Task
Locate the lines that hold the string "this". Copy every such line.

Extracted entries

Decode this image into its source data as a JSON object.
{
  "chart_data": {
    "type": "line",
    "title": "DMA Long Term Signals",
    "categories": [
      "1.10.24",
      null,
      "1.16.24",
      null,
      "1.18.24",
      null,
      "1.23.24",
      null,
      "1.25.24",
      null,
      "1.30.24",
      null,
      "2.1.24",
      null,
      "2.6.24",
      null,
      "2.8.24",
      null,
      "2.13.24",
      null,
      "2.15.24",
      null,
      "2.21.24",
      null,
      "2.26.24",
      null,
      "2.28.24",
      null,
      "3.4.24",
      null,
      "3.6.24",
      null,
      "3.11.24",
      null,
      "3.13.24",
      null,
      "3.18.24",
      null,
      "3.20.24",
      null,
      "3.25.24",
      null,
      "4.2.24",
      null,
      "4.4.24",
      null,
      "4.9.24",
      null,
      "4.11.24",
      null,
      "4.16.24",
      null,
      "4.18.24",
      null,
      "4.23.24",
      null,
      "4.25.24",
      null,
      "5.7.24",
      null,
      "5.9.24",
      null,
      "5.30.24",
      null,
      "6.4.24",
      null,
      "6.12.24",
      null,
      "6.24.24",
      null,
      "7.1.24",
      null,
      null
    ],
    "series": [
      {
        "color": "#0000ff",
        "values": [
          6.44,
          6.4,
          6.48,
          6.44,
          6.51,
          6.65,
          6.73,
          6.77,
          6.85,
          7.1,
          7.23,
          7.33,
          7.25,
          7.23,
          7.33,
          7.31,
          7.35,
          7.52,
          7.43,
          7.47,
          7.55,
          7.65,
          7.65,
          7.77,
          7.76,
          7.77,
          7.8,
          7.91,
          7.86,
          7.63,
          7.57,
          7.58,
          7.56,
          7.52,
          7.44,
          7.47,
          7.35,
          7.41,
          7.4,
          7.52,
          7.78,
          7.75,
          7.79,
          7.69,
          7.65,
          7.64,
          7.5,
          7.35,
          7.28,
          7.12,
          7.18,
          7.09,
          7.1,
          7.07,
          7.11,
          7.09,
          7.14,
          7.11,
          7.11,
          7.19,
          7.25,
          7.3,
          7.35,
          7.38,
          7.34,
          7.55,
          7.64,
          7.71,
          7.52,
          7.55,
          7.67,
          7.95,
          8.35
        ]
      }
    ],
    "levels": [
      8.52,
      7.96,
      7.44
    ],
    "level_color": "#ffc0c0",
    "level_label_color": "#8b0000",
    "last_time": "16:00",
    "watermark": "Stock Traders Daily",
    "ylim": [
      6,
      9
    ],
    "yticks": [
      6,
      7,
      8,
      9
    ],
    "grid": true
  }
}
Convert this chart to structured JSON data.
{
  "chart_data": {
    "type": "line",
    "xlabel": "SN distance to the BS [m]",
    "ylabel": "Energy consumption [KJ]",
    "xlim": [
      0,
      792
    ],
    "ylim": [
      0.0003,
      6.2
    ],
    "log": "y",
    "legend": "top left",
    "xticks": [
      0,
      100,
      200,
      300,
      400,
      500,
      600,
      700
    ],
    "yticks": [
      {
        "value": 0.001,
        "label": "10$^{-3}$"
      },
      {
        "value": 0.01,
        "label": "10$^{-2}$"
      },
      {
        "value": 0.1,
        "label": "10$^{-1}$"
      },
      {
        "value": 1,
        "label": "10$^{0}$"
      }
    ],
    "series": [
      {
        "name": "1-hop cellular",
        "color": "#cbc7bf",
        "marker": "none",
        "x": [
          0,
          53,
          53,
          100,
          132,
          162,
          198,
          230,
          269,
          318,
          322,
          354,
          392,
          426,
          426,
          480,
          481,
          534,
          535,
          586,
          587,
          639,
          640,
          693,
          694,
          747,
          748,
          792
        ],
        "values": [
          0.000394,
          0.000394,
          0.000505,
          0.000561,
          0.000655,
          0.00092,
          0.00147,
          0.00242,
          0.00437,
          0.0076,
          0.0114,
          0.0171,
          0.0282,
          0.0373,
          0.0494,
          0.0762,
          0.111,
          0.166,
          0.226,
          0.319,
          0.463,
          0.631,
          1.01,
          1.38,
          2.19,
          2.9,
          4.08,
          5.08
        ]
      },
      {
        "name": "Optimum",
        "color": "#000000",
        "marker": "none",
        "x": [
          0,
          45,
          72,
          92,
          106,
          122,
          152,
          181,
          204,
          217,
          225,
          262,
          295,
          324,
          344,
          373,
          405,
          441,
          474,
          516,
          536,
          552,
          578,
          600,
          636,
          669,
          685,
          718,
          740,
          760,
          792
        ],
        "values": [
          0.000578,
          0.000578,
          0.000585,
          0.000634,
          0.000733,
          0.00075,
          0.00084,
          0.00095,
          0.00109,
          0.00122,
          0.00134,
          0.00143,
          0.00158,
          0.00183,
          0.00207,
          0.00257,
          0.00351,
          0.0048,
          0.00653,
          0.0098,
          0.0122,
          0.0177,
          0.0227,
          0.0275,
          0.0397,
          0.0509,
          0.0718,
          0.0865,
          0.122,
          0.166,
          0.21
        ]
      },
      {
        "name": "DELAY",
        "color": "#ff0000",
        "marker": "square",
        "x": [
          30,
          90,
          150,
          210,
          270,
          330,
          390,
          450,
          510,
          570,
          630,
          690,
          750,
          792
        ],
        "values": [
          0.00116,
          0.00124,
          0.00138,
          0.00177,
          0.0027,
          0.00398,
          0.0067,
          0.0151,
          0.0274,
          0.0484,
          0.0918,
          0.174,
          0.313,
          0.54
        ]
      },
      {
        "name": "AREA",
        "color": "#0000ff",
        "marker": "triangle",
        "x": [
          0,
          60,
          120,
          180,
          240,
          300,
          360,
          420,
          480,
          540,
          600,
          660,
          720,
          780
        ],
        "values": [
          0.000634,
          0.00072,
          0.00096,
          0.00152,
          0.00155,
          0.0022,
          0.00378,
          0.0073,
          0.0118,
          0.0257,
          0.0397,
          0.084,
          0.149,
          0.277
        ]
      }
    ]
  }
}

Answer to the task
Decode this image into its source data as a JSON object.
Convert this chart to structured JSON data.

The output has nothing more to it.